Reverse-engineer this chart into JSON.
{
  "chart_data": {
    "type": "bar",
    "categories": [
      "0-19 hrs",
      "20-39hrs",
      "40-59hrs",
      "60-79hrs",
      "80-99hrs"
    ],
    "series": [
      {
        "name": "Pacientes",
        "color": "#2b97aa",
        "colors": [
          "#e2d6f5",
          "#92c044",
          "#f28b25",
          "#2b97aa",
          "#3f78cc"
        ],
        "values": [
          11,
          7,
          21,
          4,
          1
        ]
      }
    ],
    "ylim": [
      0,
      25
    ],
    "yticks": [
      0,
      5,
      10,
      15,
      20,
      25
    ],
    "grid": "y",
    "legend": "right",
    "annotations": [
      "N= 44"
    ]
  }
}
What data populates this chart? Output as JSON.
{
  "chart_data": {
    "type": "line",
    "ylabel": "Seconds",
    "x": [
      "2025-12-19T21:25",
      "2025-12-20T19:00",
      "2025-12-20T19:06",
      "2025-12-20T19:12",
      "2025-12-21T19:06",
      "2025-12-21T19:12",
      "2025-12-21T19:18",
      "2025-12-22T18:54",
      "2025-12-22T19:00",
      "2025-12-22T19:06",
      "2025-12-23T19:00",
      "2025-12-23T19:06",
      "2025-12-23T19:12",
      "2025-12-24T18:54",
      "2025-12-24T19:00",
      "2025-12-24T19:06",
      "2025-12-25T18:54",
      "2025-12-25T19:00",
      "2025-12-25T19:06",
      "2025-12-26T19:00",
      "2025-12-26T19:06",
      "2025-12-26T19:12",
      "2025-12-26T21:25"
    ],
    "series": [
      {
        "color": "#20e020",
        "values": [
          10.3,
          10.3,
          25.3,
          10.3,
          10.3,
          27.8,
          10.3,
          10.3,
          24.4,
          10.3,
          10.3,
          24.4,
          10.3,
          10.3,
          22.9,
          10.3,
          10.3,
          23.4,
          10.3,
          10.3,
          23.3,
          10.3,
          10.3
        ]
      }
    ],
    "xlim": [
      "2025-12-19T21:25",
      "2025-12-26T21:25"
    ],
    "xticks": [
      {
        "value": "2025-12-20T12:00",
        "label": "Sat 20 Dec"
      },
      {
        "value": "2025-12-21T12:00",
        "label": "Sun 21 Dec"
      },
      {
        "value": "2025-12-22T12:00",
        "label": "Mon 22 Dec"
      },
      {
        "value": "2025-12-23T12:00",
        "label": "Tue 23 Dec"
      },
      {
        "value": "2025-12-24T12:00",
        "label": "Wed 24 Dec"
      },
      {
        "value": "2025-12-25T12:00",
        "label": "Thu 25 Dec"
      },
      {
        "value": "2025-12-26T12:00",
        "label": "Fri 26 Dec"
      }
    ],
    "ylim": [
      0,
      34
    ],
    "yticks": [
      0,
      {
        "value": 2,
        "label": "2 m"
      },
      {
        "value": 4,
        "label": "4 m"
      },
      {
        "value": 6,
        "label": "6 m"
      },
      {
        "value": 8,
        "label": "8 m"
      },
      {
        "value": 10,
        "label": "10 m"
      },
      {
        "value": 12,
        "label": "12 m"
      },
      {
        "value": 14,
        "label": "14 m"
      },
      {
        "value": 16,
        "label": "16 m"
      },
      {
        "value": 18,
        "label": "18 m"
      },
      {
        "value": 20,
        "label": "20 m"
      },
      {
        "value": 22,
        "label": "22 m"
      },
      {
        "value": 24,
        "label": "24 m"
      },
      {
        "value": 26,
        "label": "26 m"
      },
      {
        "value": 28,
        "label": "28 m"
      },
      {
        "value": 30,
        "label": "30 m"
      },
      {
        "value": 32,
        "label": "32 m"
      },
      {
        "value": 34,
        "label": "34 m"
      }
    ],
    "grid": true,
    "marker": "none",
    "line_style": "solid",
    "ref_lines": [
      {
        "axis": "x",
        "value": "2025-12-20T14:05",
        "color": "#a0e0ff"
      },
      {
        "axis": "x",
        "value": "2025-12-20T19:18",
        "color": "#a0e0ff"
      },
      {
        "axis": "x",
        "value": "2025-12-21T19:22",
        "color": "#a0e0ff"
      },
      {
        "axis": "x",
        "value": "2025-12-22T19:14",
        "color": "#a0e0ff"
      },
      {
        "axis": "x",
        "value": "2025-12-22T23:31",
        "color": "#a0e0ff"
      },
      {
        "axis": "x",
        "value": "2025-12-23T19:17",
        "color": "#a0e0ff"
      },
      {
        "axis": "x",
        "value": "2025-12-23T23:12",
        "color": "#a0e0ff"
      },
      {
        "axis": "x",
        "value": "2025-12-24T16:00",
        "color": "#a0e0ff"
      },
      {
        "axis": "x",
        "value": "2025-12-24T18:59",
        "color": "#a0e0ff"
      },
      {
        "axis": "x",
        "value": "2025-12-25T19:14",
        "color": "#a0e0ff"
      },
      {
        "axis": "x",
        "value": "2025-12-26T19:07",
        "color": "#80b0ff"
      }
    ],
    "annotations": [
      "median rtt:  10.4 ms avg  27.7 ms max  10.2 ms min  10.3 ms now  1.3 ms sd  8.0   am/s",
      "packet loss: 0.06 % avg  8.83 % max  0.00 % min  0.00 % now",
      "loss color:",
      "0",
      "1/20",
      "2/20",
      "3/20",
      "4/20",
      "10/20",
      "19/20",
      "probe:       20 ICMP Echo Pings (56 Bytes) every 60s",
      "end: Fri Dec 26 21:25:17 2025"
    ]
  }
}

• _What needs to be done_
Word for word, write out the data.

• _Answer below_
Reverse-engineer this chart into JSON.
{
  "chart_data": {
    "type": "bar",
    "categories": [
      "0-19 hrs",
      "20-39hrs",
      "40-59hrs",
      "60-79hrs",
      "80-99hrs"
    ],
    "series": [
      {
        "name": "Pacientes",
        "color": "#2b97aa",
        "colors": [
          "#e2d6f5",
          "#92c044",
          "#f28b25",
          "#2b97aa",
          "#3f78cc"
        ],
        "values": [
          11,
          7,
          21,
          4,
          1
        ]
      }
    ],
    "ylim": [
      0,
      25
    ],
    "yticks": [
      0,
      5,
      10,
      15,
      20,
      25
    ],
    "grid": "y",
    "legend": "right",
    "annotations": [
      "N= 44"
    ]
  }
}
What data populates this chart? Output as JSON.
{
  "chart_data": {
    "type": "line",
    "ylabel": "Seconds",
    "x": [
      "2025-12-19T21:25",
      "2025-12-20T19:00",
      "2025-12-20T19:06",
      "2025-12-20T19:12",
      "2025-12-21T19:06",
      "2025-12-21T19:12",
      "2025-12-21T19:18",
      "2025-12-22T18:54",
      "2025-12-22T19:00",
      "2025-12-22T19:06",
      "2025-12-23T19:00",
      "2025-12-23T19:06",
      "2025-12-23T19:12",
      "2025-12-24T18:54",
      "2025-12-24T19:00",
      "2025-12-24T19:06",
      "2025-12-25T18:54",
      "2025-12-25T19:00",
      "2025-12-25T19:06",
      "2025-12-26T19:00",
      "2025-12-26T19:06",
      "2025-12-26T19:12",
      "2025-12-26T21:25"
    ],
    "series": [
      {
        "color": "#20e020",
        "values": [
          10.3,
          10.3,
          25.3,
          10.3,
          10.3,
          27.8,
          10.3,
          10.3,
          24.4,
          10.3,
          10.3,
          24.4,
          10.3,
          10.3,
          22.9,
          10.3,
          10.3,
          23.4,
          10.3,
          10.3,
          23.3,
          10.3,
          10.3
        ]
      }
    ],
    "xlim": [
      "2025-12-19T21:25",
      "2025-12-26T21:25"
    ],
    "xticks": [
      {
        "value": "2025-12-20T12:00",
        "label": "Sat 20 Dec"
      },
      {
        "value": "2025-12-21T12:00",
        "label": "Sun 21 Dec"
      },
      {
        "value": "2025-12-22T12:00",
        "label": "Mon 22 Dec"
      },
      {
        "value": "2025-12-23T12:00",
        "label": "Tue 23 Dec"
      },
      {
        "value": "2025-12-24T12:00",
        "label": "Wed 24 Dec"
      },
      {
        "value": "2025-12-25T12:00",
        "label": "Thu 25 Dec"
      },
      {
        "value": "2025-12-26T12:00",
        "label": "Fri 26 Dec"
      }
    ],
    "ylim": [
      0,
      34
    ],
    "yticks": [
      0,
      {
        "value": 2,
        "label": "2 m"
      },
      {
        "value": 4,
        "label": "4 m"
      },
      {
        "value": 6,
        "label": "6 m"
      },
      {
        "value": 8,
        "label": "8 m"
      },
      {
        "value": 10,
        "label": "10 m"
      },
      {
        "value": 12,
        "label": "12 m"
      },
      {
        "value": 14,
        "label": "14 m"
      },
      {
        "value": 16,
        "label": "16 m"
      },
      {
        "value": 18,
        "label": "18 m"
      },
      {
        "value": 20,
        "label": "20 m"
      },
      {
        "value": 22,
        "label": "22 m"
      },
      {
        "value": 24,
        "label": "24 m"
      },
      {
        "value": 26,
        "label": "26 m"
      },
      {
        "value": 28,
        "label": "28 m"
      },
      {
        "value": 30,
        "label": "30 m"
      },
      {
        "value": 32,
        "label": "32 m"
      },
      {
        "value": 34,
        "label": "34 m"
      }
    ],
    "grid": true,
    "marker": "none",
    "line_style": "solid",
    "ref_lines": [
      {
        "axis": "x",
        "value": "2025-12-20T14:05",
        "color": "#a0e0ff"
      },
      {
        "axis": "x",
        "value": "2025-12-20T19:18",
        "color": "#a0e0ff"
      },
      {
        "axis": "x",
        "value": "2025-12-21T19:22",
        "color": "#a0e0ff"
      },
      {
        "axis": "x",
        "value": "2025-12-22T19:14",
        "color": "#a0e0ff"
      },
      {
        "axis": "x",
        "value": "2025-12-22T23:31",
        "color": "#a0e0ff"
      },
      {
        "axis": "x",
        "value": "2025-12-23T19:17",
        "color": "#a0e0ff"
      },
      {
        "axis": "x",
        "value": "2025-12-23T23:12",
        "color": "#a0e0ff"
      },
      {
        "axis": "x",
        "value": "2025-12-24T16:00",
        "color": "#a0e0ff"
      },
      {
        "axis": "x",
        "value": "2025-12-24T18:59",
        "color": "#a0e0ff"
      },
      {
        "axis": "x",
        "value": "2025-12-25T19:14",
        "color": "#a0e0ff"
      },
      {
        "axis": "x",
        "value": "2025-12-26T19:07",
        "color": "#80b0ff"
      }
    ],
    "annotations": [
      "median rtt:  10.4 ms avg  27.7 ms max  10.2 ms min  10.3 ms now  1.3 ms sd  8.0   am/s",
      "packet loss: 0.06 % avg  8.83 % max  0.00 % min  0.00 % now",
      "loss color:",
      "0",
      "1/20",
      "2/20",
      "3/20",
      "4/20",
      "10/20",
      "19/20",
      "probe:       20 ICMP Echo Pings (56 Bytes) every 60s",
      "end: Fri Dec 26 21:25:17 2025"
    ]
  }
}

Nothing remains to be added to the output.